Exercise prompt — Any picture among the records should be left out, please; retype the rest exactly.
## BEGIN Records for this exercise
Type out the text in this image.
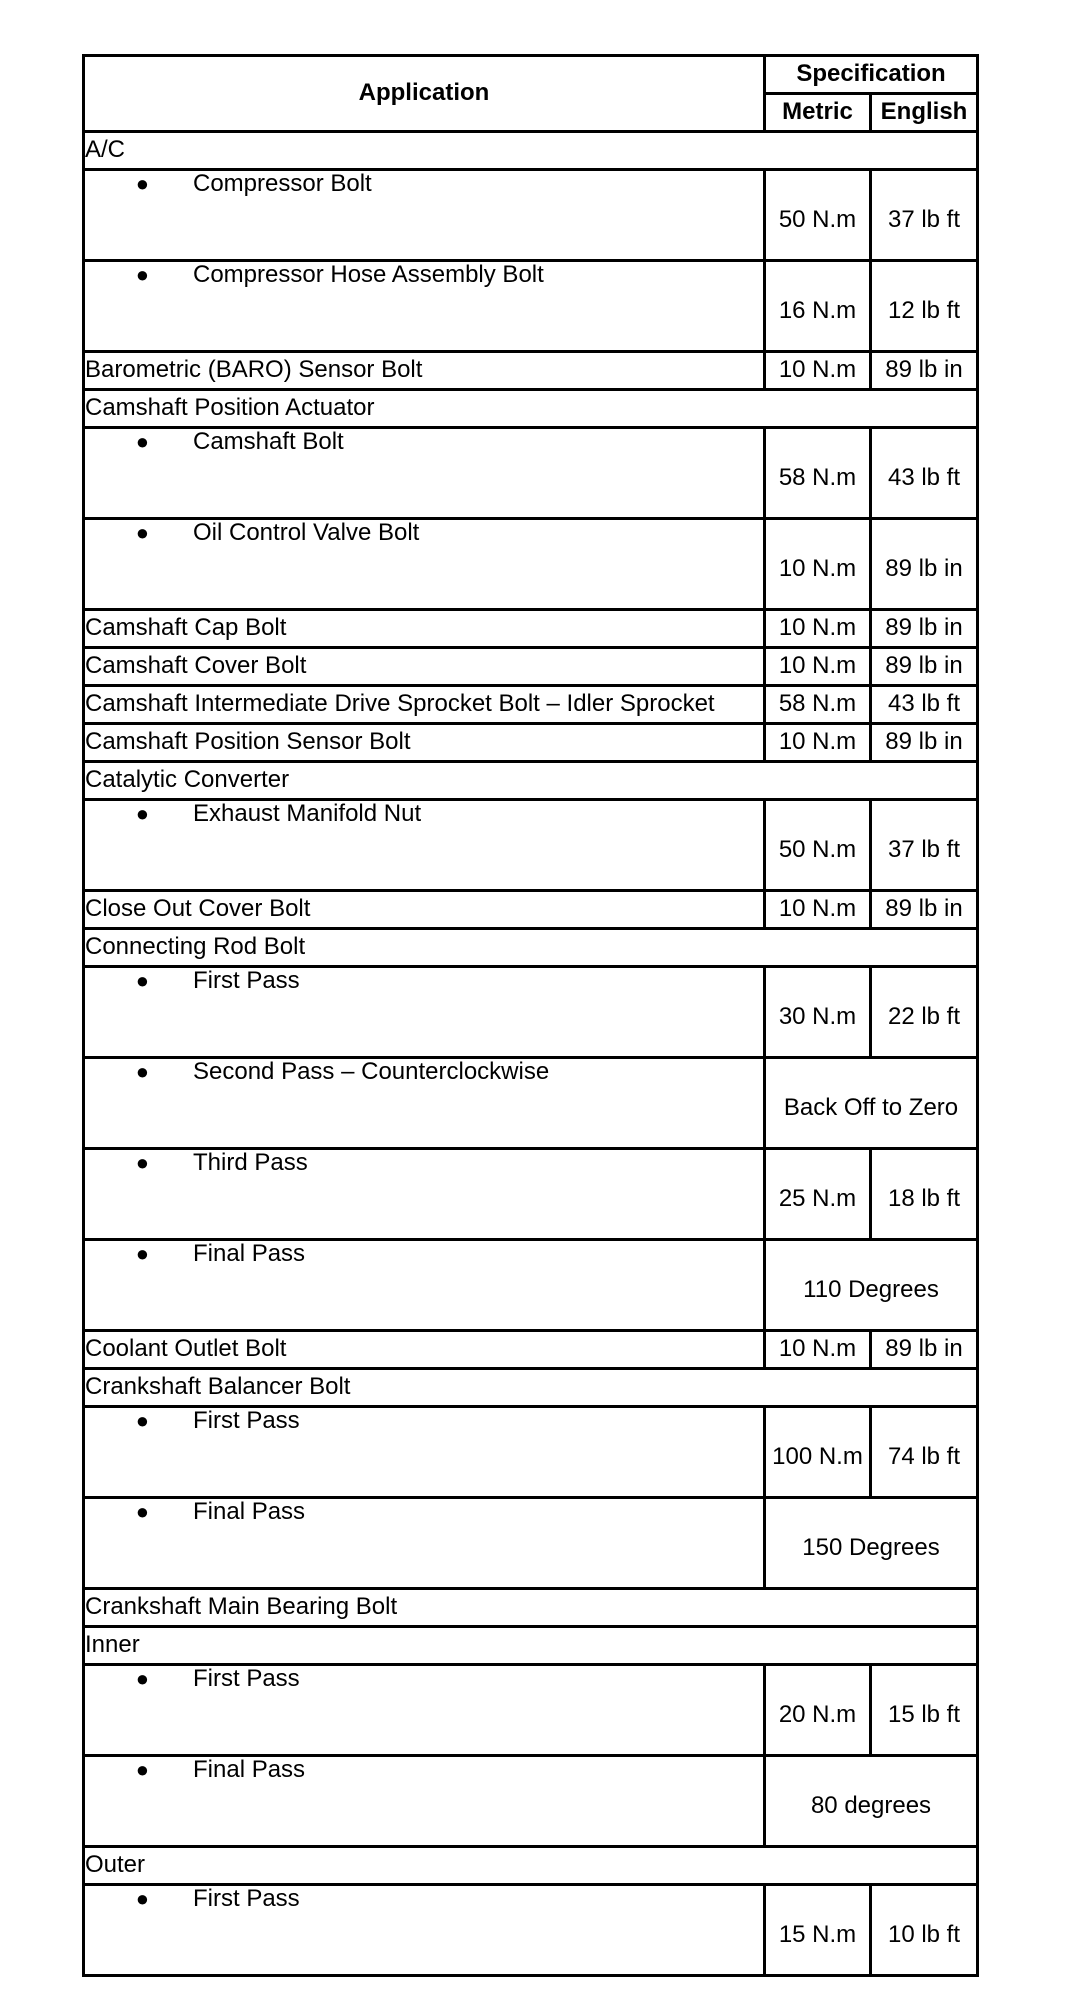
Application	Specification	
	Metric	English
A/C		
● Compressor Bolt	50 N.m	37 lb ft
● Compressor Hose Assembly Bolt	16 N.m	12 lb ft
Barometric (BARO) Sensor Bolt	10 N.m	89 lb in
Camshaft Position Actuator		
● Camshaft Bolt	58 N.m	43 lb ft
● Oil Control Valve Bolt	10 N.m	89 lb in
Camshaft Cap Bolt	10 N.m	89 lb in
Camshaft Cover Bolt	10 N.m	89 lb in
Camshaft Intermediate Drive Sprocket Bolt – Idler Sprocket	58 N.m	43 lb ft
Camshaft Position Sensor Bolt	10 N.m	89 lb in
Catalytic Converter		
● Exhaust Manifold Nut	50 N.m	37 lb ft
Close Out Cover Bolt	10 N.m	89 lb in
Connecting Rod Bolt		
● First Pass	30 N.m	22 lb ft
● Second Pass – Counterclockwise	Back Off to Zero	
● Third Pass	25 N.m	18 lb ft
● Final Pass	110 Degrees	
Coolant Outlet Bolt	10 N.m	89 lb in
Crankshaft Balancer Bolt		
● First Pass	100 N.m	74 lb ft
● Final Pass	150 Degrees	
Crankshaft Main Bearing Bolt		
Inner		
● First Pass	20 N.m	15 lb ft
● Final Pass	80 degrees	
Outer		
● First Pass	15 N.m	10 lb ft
## END Records for this exercise
Written solution —
Type out the text in this image.
Application	Specification	
	Metric	English
A/C		
● Compressor Bolt	50 N.m	37 lb ft
● Compressor Hose Assembly Bolt	16 N.m	12 lb ft
Barometric (BARO) Sensor Bolt	10 N.m	89 lb in
Camshaft Position Actuator		
● Camshaft Bolt	58 N.m	43 lb ft
● Oil Control Valve Bolt	10 N.m	89 lb in
Camshaft Cap Bolt	10 N.m	89 lb in
Camshaft Cover Bolt	10 N.m	89 lb in
Camshaft Intermediate Drive Sprocket Bolt – Idler Sprocket	58 N.m	43 lb ft
Camshaft Position Sensor Bolt	10 N.m	89 lb in
Catalytic Converter		
● Exhaust Manifold Nut	50 N.m	37 lb ft
Close Out Cover Bolt	10 N.m	89 lb in
Connecting Rod Bolt		
● First Pass	30 N.m	22 lb ft
● Second Pass – Counterclockwise	Back Off to Zero	
● Third Pass	25 N.m	18 lb ft
● Final Pass	110 Degrees	
Coolant Outlet Bolt	10 N.m	89 lb in
Crankshaft Balancer Bolt		
● First Pass	100 N.m	74 lb ft
● Final Pass	150 Degrees	
Crankshaft Main Bearing Bolt		
Inner		
● First Pass	20 N.m	15 lb ft
● Final Pass	80 degrees	
Outer		
● First Pass	15 N.m	10 lb ft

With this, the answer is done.